• WHAT THE EXERCISE ASKS
Copy all lines that contain the word "York".

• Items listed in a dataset
------------------------------------------------

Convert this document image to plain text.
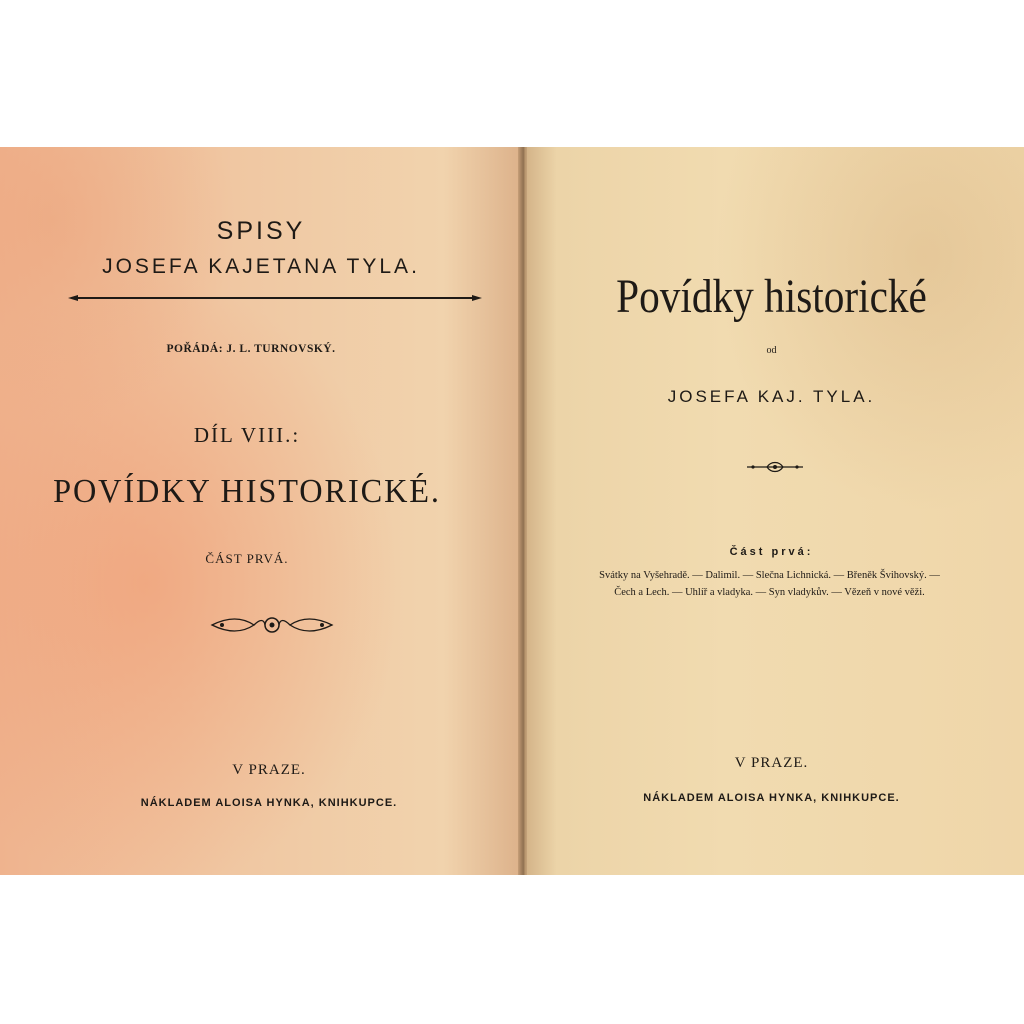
SPISY
JOSEFA KAJETANA TYLA.
POŘÁDÁ: J. L. TURNOVSKÝ.
DÍL VIII.:
POVÍDKY HISTORICKÉ.
ČÁST PRVÁ.
V PRAZE.
NÁKLADEM ALOISA HYNKA, KNIHKUPCE.
Povídky historické
od
JOSEFA KAJ. TYLA.
Část prvá:
Svátky na Vyšehradě. — Dalimil. — Slečna Lichnická. — Břeněk Švihovský. —
Čech a Lech. — Uhlíř a vladyka. — Syn vladykův. — Vězeň v nové věži.
V PRAZE.
NÁKLADEM ALOISA HYNKA, KNIHKUPCE.
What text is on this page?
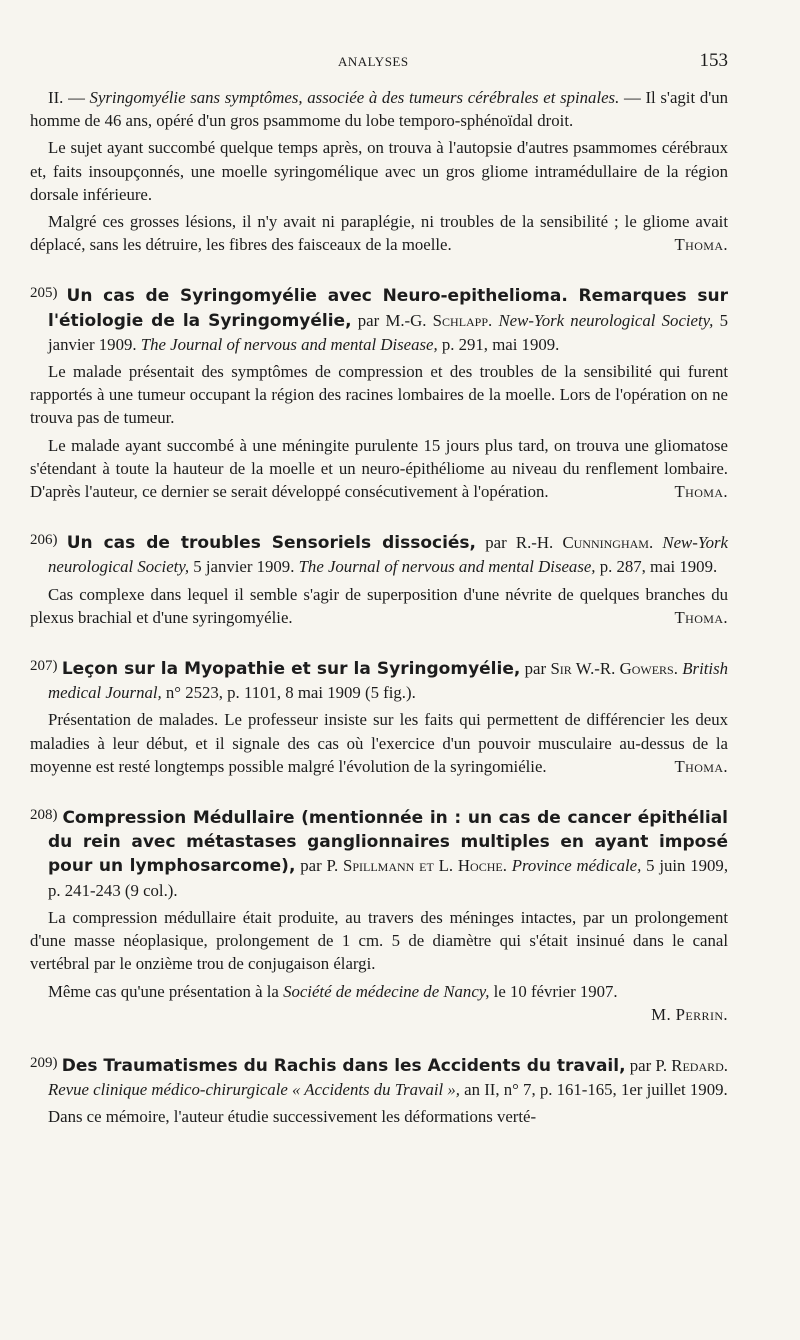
ANALYSES	153

II. — Syringomyélie sans symptômes, associée à des tumeurs cérébrales et spinales. — Il s'agit d'un homme de 46 ans, opéré d'un gros psammome du lobe temporo-sphénoïdal droit.

Le sujet ayant succombé quelque temps après, on trouva à l'autopsie d'autres psammomes cérébraux et, faits insoupçonnés, une moelle syringomélique avec un gros gliome intramédullaire de la région dorsale inférieure.

Malgré ces grosses lésions, il n'y avait ni paraplégie, ni troubles de la sensibilité ; le gliome avait déplacé, sans les détruire, les fibres des faisceaux de la moelle.	Thoma.

205) Un cas de Syringomyélie avec Neuro-epithelioma. Remarques sur l'étiologie de la Syringomyélie, par M.-G. Schlapp. New-York neurological Society, 5 janvier 1909. The Journal of nervous and mental Disease, p. 291, mai 1909.

Le malade présentait des symptômes de compression et des troubles de la sensibilité qui furent rapportés à une tumeur occupant la région des racines lombaires de la moelle. Lors de l'opération on ne trouva pas de tumeur.

Le malade ayant succombé à une méningite purulente 15 jours plus tard, on trouva une gliomatose s'étendant à toute la hauteur de la moelle et un neuro-épithéliome au niveau du renflement lombaire. D'après l'auteur, ce dernier se serait développé consécutivement à l'opération.	Thoma.

206) Un cas de troubles Sensoriels dissociés, par R.-H. Cunningham. New-York neurological Society, 5 janvier 1909. The Journal of nervous and mental Disease, p. 287, mai 1909.

Cas complexe dans lequel il semble s'agir de superposition d'une névrite de quelques branches du plexus brachial et d'une syringomyélie.	Thoma.

207) Leçon sur la Myopathie et sur la Syringomyélie, par Sir W.-R. Gowers. British medical Journal, n° 2523, p. 1101, 8 mai 1909 (5 fig.).

Présentation de malades. Le professeur insiste sur les faits qui permettent de différencier les deux maladies à leur début, et il signale des cas où l'exercice d'un pouvoir musculaire au-dessus de la moyenne est resté longtemps possible malgré l'évolution de la syringomiélie.	Thoma.

208) Compression Médullaire (mentionnée in : un cas de cancer épithélial du rein avec métastases ganglionnaires multiples en ayant imposé pour un lymphosarcome), par P. Spillmann et L. Hoche. Province médicale, 5 juin 1909, p. 241-243 (9 col.).

La compression médullaire était produite, au travers des méninges intactes, par un prolongement d'une masse néoplasique, prolongement de 1 cm. 5 de diamètre qui s'était insinué dans le canal vertébral par le onzième trou de conjugaison élargi.

Même cas qu'une présentation à la Société de médecine de Nancy, le 10 février 1907.

M. Perrin.

209) Des Traumatismes du Rachis dans les Accidents du travail, par P. Redard. Revue clinique médico-chirurgicale « Accidents du Travail », an II, n° 7, p. 161-165, 1er juillet 1909.

Dans ce mémoire, l'auteur étudie successivement les déformations verté-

------------------------------------------------

• RESPONSE TO THE TASK
205) Un cas de Syringomyélie avec Neuro-epithelioma. Remarques sur l'étiologie de la Syringomyélie, par M.-G. Schlapp. New-York neurological Society, 5 janvier 1909. The Journal of nervous and mental Disease, p. 291, mai 1909.
206) Un cas de troubles Sensoriels dissociés, par R.-H. Cunningham. New-York neurological Society, 5 janvier 1909. The Journal of nervous and mental Disease, p. 287, mai 1909.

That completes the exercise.